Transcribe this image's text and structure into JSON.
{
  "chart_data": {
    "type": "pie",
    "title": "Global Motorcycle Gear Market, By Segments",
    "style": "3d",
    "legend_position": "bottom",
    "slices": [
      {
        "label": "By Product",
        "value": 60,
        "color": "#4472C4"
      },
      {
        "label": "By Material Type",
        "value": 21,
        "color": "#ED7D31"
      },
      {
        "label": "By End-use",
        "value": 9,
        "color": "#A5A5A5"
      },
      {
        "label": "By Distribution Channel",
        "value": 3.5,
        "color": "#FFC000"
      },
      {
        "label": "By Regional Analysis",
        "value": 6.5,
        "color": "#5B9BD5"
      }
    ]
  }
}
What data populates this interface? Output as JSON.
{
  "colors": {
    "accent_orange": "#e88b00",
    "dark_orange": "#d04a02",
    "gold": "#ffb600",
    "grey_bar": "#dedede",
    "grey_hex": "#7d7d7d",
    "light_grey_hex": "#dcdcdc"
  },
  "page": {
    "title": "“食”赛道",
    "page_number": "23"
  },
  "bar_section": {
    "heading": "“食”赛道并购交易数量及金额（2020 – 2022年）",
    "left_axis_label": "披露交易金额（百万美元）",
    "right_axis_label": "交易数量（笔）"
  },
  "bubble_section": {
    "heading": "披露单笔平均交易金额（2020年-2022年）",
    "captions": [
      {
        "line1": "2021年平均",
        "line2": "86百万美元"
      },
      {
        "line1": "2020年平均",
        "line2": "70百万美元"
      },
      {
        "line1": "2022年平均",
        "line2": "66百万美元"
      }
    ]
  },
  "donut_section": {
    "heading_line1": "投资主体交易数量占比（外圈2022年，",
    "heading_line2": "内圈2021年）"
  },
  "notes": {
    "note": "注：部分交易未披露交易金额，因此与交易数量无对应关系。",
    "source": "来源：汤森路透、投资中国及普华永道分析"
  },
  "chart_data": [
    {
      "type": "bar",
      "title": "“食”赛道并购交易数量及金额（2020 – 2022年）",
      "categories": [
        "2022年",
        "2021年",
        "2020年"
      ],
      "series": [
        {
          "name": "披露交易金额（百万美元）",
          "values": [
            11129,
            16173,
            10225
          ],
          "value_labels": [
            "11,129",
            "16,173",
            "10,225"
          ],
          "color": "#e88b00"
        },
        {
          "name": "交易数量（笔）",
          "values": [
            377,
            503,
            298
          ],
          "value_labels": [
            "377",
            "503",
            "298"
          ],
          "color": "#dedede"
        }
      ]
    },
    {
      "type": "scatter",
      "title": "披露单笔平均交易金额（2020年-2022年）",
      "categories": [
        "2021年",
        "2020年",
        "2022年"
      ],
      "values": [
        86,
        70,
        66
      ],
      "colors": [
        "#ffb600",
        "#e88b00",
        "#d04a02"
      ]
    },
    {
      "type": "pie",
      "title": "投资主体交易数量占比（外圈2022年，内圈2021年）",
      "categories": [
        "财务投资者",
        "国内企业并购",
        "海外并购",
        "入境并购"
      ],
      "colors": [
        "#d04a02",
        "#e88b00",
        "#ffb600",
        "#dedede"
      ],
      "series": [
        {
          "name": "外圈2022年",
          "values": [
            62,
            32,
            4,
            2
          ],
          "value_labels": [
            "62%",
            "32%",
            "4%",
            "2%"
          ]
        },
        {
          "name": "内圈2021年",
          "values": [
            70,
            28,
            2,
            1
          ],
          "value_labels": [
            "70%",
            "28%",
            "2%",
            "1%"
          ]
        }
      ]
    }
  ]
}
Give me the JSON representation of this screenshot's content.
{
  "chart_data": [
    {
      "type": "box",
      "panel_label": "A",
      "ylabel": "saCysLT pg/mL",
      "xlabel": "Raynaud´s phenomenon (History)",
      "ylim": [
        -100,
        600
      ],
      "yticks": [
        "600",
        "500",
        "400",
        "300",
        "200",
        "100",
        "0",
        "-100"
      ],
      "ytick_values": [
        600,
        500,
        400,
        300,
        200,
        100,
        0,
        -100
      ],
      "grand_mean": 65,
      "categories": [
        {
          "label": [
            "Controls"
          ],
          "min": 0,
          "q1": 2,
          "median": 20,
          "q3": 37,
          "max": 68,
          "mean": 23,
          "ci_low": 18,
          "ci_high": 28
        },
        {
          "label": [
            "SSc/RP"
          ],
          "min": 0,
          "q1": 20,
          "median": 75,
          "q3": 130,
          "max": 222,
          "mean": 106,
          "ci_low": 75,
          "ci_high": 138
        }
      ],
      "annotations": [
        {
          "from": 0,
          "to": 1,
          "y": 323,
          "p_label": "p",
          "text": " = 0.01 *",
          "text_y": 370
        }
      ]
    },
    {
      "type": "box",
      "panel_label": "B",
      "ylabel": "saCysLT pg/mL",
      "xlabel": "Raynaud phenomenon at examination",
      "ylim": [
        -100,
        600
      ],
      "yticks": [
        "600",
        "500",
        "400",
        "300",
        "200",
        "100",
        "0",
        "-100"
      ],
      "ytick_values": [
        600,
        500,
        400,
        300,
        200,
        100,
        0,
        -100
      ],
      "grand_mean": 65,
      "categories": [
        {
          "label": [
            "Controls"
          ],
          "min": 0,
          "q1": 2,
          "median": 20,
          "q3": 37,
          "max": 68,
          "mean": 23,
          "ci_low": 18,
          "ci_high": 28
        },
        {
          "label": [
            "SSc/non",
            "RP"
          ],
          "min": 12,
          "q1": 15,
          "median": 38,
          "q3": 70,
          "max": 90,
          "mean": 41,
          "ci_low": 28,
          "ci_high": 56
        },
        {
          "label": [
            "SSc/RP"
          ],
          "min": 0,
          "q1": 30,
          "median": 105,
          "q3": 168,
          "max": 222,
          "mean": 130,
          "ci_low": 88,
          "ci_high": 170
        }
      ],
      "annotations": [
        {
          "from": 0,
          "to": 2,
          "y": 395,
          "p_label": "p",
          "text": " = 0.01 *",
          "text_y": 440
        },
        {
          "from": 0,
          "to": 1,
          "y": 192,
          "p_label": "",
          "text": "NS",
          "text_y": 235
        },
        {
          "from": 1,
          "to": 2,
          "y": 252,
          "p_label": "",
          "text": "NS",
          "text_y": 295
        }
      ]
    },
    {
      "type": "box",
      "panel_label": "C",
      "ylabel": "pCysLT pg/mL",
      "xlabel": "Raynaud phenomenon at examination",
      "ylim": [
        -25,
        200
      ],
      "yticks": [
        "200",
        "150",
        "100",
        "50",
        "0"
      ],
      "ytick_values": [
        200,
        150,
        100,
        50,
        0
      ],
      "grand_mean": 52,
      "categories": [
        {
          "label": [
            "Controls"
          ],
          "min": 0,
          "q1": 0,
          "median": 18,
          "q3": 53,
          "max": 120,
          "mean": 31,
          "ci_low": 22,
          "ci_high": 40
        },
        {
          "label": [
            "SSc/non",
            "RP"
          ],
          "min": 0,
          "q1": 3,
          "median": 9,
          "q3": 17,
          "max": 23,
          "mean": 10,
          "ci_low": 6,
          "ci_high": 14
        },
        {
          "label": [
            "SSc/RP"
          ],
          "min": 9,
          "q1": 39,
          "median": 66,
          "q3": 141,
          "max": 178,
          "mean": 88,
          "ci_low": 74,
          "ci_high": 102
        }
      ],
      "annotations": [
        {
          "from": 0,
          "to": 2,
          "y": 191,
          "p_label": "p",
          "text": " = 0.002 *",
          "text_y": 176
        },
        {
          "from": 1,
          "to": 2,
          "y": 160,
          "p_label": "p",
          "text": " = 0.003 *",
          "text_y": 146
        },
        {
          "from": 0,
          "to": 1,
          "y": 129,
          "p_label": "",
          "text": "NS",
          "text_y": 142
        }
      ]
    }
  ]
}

** YOUR GOAL **
Copy all of the data exactly.

** EXERCISE ANSWER **
Transcribe this image's text and structure into JSON.
{
  "chart_data": {
    "type": "pie",
    "title": "Global Motorcycle Gear Market, By Segments",
    "style": "3d",
    "legend_position": "bottom",
    "slices": [
      {
        "label": "By Product",
        "value": 60,
        "color": "#4472C4"
      },
      {
        "label": "By Material Type",
        "value": 21,
        "color": "#ED7D31"
      },
      {
        "label": "By End-use",
        "value": 9,
        "color": "#A5A5A5"
      },
      {
        "label": "By Distribution Channel",
        "value": 3.5,
        "color": "#FFC000"
      },
      {
        "label": "By Regional Analysis",
        "value": 6.5,
        "color": "#5B9BD5"
      }
    ]
  }
}
What data populates this interface? Output as JSON.
{
  "colors": {
    "accent_orange": "#e88b00",
    "dark_orange": "#d04a02",
    "gold": "#ffb600",
    "grey_bar": "#dedede",
    "grey_hex": "#7d7d7d",
    "light_grey_hex": "#dcdcdc"
  },
  "page": {
    "title": "“食”赛道",
    "page_number": "23"
  },
  "bar_section": {
    "heading": "“食”赛道并购交易数量及金额（2020 – 2022年）",
    "left_axis_label": "披露交易金额（百万美元）",
    "right_axis_label": "交易数量（笔）"
  },
  "bubble_section": {
    "heading": "披露单笔平均交易金额（2020年-2022年）",
    "captions": [
      {
        "line1": "2021年平均",
        "line2": "86百万美元"
      },
      {
        "line1": "2020年平均",
        "line2": "70百万美元"
      },
      {
        "line1": "2022年平均",
        "line2": "66百万美元"
      }
    ]
  },
  "donut_section": {
    "heading_line1": "投资主体交易数量占比（外圈2022年，",
    "heading_line2": "内圈2021年）"
  },
  "notes": {
    "note": "注：部分交易未披露交易金额，因此与交易数量无对应关系。",
    "source": "来源：汤森路透、投资中国及普华永道分析"
  },
  "chart_data": [
    {
      "type": "bar",
      "title": "“食”赛道并购交易数量及金额（2020 – 2022年）",
      "categories": [
        "2022年",
        "2021年",
        "2020年"
      ],
      "series": [
        {
          "name": "披露交易金额（百万美元）",
          "values": [
            11129,
            16173,
            10225
          ],
          "value_labels": [
            "11,129",
            "16,173",
            "10,225"
          ],
          "color": "#e88b00"
        },
        {
          "name": "交易数量（笔）",
          "values": [
            377,
            503,
            298
          ],
          "value_labels": [
            "377",
            "503",
            "298"
          ],
          "color": "#dedede"
        }
      ]
    },
    {
      "type": "scatter",
      "title": "披露单笔平均交易金额（2020年-2022年）",
      "categories": [
        "2021年",
        "2020年",
        "2022年"
      ],
      "values": [
        86,
        70,
        66
      ],
      "colors": [
        "#ffb600",
        "#e88b00",
        "#d04a02"
      ]
    },
    {
      "type": "pie",
      "title": "投资主体交易数量占比（外圈2022年，内圈2021年）",
      "categories": [
        "财务投资者",
        "国内企业并购",
        "海外并购",
        "入境并购"
      ],
      "colors": [
        "#d04a02",
        "#e88b00",
        "#ffb600",
        "#dedede"
      ],
      "series": [
        {
          "name": "外圈2022年",
          "values": [
            62,
            32,
            4,
            2
          ],
          "value_labels": [
            "62%",
            "32%",
            "4%",
            "2%"
          ]
        },
        {
          "name": "内圈2021年",
          "values": [
            70,
            28,
            2,
            1
          ],
          "value_labels": [
            "70%",
            "28%",
            "2%",
            "1%"
          ]
        }
      ]
    }
  ]
}
Give me the JSON representation of this screenshot's content.
{
  "chart_data": [
    {
      "type": "box",
      "panel_label": "A",
      "ylabel": "saCysLT pg/mL",
      "xlabel": "Raynaud´s phenomenon (History)",
      "ylim": [
        -100,
        600
      ],
      "yticks": [
        "600",
        "500",
        "400",
        "300",
        "200",
        "100",
        "0",
        "-100"
      ],
      "ytick_values": [
        600,
        500,
        400,
        300,
        200,
        100,
        0,
        -100
      ],
      "grand_mean": 65,
      "categories": [
        {
          "label": [
            "Controls"
          ],
          "min": 0,
          "q1": 2,
          "median": 20,
          "q3": 37,
          "max": 68,
          "mean": 23,
          "ci_low": 18,
          "ci_high": 28
        },
        {
          "label": [
            "SSc/RP"
          ],
          "min": 0,
          "q1": 20,
          "median": 75,
          "q3": 130,
          "max": 222,
          "mean": 106,
          "ci_low": 75,
          "ci_high": 138
        }
      ],
      "annotations": [
        {
          "from": 0,
          "to": 1,
          "y": 323,
          "p_label": "p",
          "text": " = 0.01 *",
          "text_y": 370
        }
      ]
    },
    {
      "type": "box",
      "panel_label": "B",
      "ylabel": "saCysLT pg/mL",
      "xlabel": "Raynaud phenomenon at examination",
      "ylim": [
        -100,
        600
      ],
      "yticks": [
        "600",
        "500",
        "400",
        "300",
        "200",
        "100",
        "0",
        "-100"
      ],
      "ytick_values": [
        600,
        500,
        400,
        300,
        200,
        100,
        0,
        -100
      ],
      "grand_mean": 65,
      "categories": [
        {
          "label": [
            "Controls"
          ],
          "min": 0,
          "q1": 2,
          "median": 20,
          "q3": 37,
          "max": 68,
          "mean": 23,
          "ci_low": 18,
          "ci_high": 28
        },
        {
          "label": [
            "SSc/non",
            "RP"
          ],
          "min": 12,
          "q1": 15,
          "median": 38,
          "q3": 70,
          "max": 90,
          "mean": 41,
          "ci_low": 28,
          "ci_high": 56
        },
        {
          "label": [
            "SSc/RP"
          ],
          "min": 0,
          "q1": 30,
          "median": 105,
          "q3": 168,
          "max": 222,
          "mean": 130,
          "ci_low": 88,
          "ci_high": 170
        }
      ],
      "annotations": [
        {
          "from": 0,
          "to": 2,
          "y": 395,
          "p_label": "p",
          "text": " = 0.01 *",
          "text_y": 440
        },
        {
          "from": 0,
          "to": 1,
          "y": 192,
          "p_label": "",
          "text": "NS",
          "text_y": 235
        },
        {
          "from": 1,
          "to": 2,
          "y": 252,
          "p_label": "",
          "text": "NS",
          "text_y": 295
        }
      ]
    },
    {
      "type": "box",
      "panel_label": "C",
      "ylabel": "pCysLT pg/mL",
      "xlabel": "Raynaud phenomenon at examination",
      "ylim": [
        -25,
        200
      ],
      "yticks": [
        "200",
        "150",
        "100",
        "50",
        "0"
      ],
      "ytick_values": [
        200,
        150,
        100,
        50,
        0
      ],
      "grand_mean": 52,
      "categories": [
        {
          "label": [
            "Controls"
          ],
          "min": 0,
          "q1": 0,
          "median": 18,
          "q3": 53,
          "max": 120,
          "mean": 31,
          "ci_low": 22,
          "ci_high": 40
        },
        {
          "label": [
            "SSc/non",
            "RP"
          ],
          "min": 0,
          "q1": 3,
          "median": 9,
          "q3": 17,
          "max": 23,
          "mean": 10,
          "ci_low": 6,
          "ci_high": 14
        },
        {
          "label": [
            "SSc/RP"
          ],
          "min": 9,
          "q1": 39,
          "median": 66,
          "q3": 141,
          "max": 178,
          "mean": 88,
          "ci_low": 74,
          "ci_high": 102
        }
      ],
      "annotations": [
        {
          "from": 0,
          "to": 2,
          "y": 191,
          "p_label": "p",
          "text": " = 0.002 *",
          "text_y": 176
        },
        {
          "from": 1,
          "to": 2,
          "y": 160,
          "p_label": "p",
          "text": " = 0.003 *",
          "text_y": 146
        },
        {
          "from": 0,
          "to": 1,
          "y": 129,
          "p_label": "",
          "text": "NS",
          "text_y": 142
        }
      ]
    }
  ]
}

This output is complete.